Extracted data entries
════════════════════

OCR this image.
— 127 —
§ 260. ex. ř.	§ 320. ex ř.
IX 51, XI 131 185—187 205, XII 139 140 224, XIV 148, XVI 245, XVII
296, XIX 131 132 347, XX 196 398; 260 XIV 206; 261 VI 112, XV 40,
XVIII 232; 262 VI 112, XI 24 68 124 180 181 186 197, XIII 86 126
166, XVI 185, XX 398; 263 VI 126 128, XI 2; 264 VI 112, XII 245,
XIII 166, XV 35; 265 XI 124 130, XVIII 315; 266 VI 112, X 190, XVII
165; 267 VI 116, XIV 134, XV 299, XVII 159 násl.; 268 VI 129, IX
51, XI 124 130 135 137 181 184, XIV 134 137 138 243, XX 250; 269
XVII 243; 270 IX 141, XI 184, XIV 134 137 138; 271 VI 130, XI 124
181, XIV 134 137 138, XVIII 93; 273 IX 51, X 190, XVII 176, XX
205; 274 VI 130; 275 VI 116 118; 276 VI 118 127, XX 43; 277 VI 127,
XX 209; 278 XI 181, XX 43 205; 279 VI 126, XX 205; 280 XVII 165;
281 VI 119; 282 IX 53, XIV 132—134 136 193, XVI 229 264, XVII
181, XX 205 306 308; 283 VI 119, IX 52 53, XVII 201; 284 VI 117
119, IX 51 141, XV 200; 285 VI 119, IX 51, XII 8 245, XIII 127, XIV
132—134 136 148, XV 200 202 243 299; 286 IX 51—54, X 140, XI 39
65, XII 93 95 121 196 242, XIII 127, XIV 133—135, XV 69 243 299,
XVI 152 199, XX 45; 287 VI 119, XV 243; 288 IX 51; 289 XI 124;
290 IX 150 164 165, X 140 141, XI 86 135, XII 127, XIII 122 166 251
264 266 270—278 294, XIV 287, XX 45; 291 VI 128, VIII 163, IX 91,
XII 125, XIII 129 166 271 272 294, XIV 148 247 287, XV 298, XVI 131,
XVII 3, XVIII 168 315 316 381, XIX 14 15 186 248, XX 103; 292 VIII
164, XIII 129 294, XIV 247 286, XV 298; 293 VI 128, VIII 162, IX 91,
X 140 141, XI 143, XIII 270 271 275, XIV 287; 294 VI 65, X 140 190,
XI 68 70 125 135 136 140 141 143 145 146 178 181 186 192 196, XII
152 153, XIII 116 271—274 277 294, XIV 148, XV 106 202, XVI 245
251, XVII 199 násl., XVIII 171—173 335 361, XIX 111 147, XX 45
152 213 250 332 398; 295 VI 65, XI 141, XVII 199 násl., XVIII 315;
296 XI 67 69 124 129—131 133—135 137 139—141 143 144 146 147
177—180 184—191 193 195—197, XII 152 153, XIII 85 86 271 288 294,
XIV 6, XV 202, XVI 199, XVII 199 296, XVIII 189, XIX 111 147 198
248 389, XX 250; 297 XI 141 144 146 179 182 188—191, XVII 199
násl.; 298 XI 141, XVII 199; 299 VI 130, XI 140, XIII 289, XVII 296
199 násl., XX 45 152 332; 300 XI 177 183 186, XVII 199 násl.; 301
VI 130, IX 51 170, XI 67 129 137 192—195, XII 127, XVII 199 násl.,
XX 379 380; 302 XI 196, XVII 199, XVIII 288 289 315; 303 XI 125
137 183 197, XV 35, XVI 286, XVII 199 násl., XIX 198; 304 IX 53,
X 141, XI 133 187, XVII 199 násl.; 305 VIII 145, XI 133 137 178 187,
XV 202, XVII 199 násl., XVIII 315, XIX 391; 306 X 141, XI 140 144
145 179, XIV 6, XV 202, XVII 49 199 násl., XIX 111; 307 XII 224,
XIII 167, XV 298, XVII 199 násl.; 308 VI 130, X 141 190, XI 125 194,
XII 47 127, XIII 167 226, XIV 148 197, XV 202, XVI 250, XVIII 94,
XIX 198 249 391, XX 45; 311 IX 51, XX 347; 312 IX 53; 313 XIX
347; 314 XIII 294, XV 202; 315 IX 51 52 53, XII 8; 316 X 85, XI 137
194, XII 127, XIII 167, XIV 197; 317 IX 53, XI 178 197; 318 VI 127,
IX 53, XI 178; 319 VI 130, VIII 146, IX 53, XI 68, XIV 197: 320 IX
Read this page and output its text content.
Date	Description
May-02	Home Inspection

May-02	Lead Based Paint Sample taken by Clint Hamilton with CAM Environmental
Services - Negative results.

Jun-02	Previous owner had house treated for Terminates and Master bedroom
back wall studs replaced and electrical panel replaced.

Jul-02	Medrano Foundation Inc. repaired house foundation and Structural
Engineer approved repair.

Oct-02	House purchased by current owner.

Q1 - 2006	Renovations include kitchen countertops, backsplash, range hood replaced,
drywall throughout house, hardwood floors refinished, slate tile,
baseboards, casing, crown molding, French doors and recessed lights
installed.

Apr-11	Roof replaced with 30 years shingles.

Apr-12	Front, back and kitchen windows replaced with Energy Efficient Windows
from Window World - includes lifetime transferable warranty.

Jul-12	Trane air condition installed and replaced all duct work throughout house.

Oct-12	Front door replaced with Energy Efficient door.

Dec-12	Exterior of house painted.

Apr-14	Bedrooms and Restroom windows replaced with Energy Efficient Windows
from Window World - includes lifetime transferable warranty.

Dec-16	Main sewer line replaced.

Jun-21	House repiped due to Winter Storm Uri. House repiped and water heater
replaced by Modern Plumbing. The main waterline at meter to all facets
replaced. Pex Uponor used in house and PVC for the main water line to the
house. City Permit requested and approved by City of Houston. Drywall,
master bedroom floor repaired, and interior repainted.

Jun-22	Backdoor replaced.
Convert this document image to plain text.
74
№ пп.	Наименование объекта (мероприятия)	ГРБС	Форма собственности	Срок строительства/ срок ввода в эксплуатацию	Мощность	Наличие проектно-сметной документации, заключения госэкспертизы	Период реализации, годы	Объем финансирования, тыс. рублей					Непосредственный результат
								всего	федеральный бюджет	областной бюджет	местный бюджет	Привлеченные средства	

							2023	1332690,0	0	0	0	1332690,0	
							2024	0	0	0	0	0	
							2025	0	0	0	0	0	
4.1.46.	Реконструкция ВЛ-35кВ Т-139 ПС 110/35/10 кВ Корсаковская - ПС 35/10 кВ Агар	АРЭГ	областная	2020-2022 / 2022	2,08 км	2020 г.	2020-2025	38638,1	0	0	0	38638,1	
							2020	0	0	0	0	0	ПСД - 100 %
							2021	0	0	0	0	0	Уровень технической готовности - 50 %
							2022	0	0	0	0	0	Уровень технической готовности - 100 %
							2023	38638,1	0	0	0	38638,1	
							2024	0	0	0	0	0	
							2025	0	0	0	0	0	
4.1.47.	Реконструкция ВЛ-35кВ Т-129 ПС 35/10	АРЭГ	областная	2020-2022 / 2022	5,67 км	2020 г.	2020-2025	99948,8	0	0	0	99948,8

════════════════════

#### What is expected:
Give the number of lines in the listing above that hold the string "Front", with nothing else.

#### Solution to this task:
2